**Exercise description:** Keep only the lines of the listing that include the word "CHEESE", and copy them.
※
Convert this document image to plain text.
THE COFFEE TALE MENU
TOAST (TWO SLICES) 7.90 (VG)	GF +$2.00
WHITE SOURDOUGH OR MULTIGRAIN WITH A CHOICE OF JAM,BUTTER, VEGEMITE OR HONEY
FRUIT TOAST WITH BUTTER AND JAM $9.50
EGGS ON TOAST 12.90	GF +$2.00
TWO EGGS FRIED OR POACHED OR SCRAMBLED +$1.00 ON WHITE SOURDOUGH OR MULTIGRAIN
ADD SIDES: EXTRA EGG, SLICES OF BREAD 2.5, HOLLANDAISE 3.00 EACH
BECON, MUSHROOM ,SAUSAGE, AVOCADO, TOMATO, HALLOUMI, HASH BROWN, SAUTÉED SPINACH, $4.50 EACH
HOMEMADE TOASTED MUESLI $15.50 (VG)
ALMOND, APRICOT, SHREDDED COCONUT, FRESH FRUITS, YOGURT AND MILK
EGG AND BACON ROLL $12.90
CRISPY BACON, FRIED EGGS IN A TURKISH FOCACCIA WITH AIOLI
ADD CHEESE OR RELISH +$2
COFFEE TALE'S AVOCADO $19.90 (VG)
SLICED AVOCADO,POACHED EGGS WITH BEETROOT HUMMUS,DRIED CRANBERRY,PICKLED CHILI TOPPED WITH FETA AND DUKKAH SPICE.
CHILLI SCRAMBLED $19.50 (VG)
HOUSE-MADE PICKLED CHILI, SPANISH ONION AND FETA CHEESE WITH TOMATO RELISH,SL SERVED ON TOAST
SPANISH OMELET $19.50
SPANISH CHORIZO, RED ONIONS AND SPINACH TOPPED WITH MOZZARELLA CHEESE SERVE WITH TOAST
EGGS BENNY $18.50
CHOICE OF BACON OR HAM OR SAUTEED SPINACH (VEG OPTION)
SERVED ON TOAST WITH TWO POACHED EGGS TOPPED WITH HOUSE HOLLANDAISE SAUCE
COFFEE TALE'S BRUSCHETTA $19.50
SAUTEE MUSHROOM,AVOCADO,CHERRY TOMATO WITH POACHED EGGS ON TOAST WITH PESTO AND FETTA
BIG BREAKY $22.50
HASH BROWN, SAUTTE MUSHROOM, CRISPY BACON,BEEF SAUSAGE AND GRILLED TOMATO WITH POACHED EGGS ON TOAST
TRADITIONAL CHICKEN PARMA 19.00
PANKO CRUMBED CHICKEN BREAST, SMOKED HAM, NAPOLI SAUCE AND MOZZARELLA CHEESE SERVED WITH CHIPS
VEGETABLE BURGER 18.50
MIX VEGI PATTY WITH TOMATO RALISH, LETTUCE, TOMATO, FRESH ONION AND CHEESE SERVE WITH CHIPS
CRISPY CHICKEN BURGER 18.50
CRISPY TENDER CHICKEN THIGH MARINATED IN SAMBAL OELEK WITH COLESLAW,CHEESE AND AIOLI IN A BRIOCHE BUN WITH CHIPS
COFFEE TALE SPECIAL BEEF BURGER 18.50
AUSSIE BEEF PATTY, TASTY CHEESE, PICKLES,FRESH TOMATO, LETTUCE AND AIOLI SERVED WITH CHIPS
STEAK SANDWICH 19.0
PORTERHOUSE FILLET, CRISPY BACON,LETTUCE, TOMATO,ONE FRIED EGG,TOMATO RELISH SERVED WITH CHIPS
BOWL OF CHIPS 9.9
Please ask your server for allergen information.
※
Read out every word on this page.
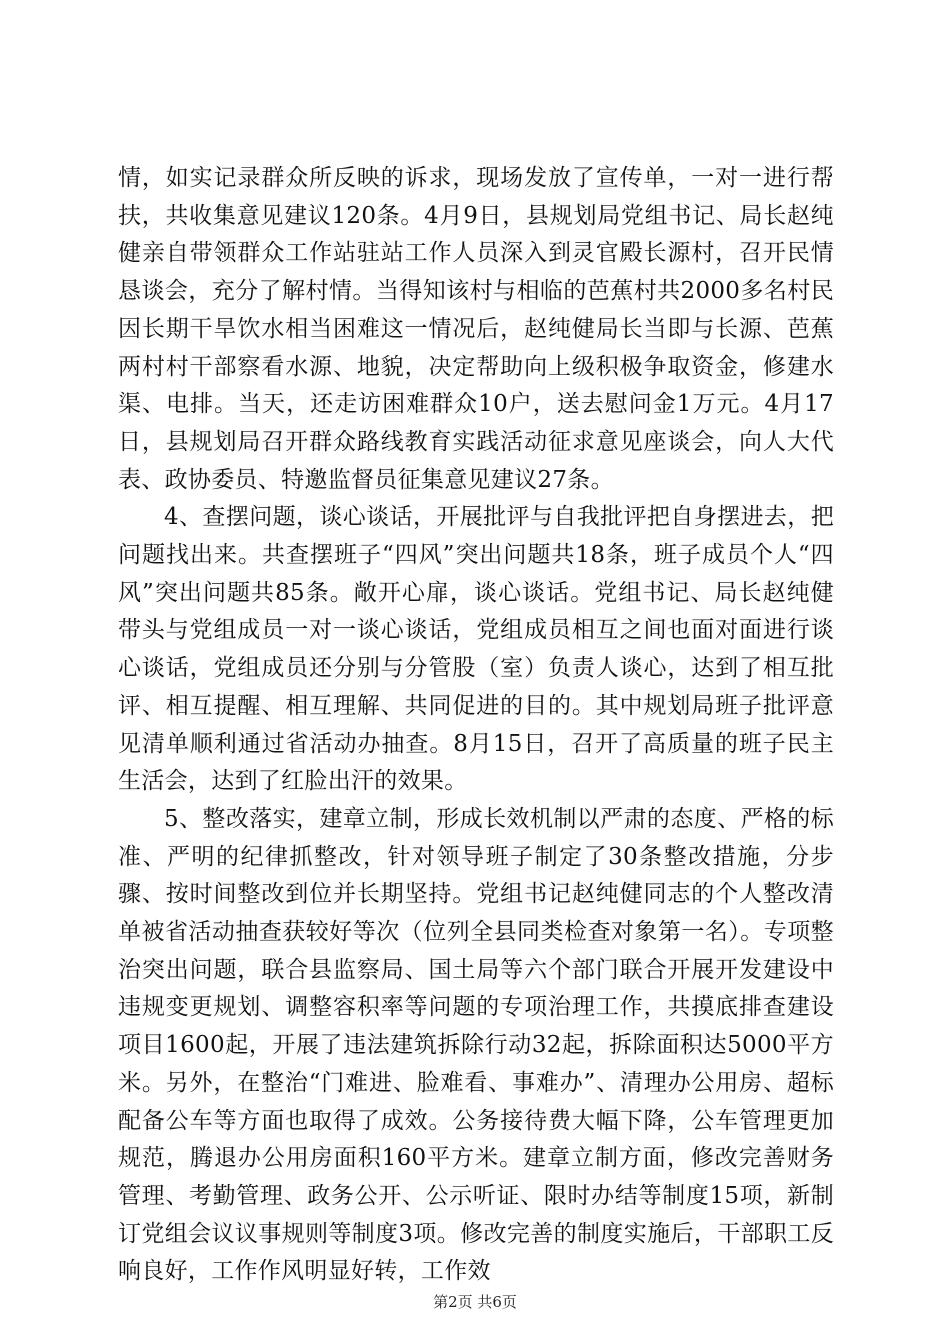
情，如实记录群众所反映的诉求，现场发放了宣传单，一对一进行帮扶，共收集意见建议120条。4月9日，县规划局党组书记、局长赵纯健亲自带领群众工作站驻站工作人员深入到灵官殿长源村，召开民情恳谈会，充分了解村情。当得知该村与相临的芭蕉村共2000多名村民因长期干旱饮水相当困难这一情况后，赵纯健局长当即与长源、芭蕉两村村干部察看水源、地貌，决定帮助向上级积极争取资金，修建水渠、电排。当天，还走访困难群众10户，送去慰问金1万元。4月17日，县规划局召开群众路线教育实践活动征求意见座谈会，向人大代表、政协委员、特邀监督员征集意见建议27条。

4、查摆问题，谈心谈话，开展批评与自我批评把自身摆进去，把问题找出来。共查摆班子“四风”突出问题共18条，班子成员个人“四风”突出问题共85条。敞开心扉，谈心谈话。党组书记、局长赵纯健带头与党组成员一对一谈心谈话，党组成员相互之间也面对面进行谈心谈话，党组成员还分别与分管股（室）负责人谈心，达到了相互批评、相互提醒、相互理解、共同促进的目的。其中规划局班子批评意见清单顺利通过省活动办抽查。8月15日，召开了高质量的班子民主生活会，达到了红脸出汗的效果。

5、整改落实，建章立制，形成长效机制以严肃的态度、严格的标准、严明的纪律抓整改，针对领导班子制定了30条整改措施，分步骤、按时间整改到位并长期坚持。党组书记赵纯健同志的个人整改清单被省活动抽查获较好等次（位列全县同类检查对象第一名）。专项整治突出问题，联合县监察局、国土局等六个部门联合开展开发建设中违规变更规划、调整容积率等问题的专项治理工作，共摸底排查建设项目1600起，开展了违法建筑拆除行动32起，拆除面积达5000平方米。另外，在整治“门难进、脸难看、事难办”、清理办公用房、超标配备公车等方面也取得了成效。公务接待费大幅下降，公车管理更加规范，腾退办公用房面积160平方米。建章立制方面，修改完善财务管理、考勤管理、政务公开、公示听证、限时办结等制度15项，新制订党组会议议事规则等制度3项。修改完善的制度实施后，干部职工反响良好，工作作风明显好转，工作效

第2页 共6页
※
**Written reply:**
ADD CHEESE OR RELISH +$2
HOUSE-MADE PICKLED CHILI, SPANISH ONION AND FETA CHEESE WITH TOMATO RELISH,SL SERVED ON TOAST
SPANISH CHORIZO, RED ONIONS AND SPINACH TOPPED WITH MOZZARELLA CHEESE SERVE WITH TOAST
PANKO CRUMBED CHICKEN BREAST, SMOKED HAM, NAPOLI SAUCE AND MOZZARELLA CHEESE SERVED WITH CHIPS
MIX VEGI PATTY WITH TOMATO RALISH, LETTUCE, TOMATO, FRESH ONION AND CHEESE SERVE WITH CHIPS
CRISPY TENDER CHICKEN THIGH MARINATED IN SAMBAL OELEK WITH COLESLAW,CHEESE AND AIOLI IN A BRIOCHE BUN WITH CHIPS
AUSSIE BEEF PATTY, TASTY CHEESE, PICKLES,FRESH TOMATO, LETTUCE AND AIOLI SERVED WITH CHIPS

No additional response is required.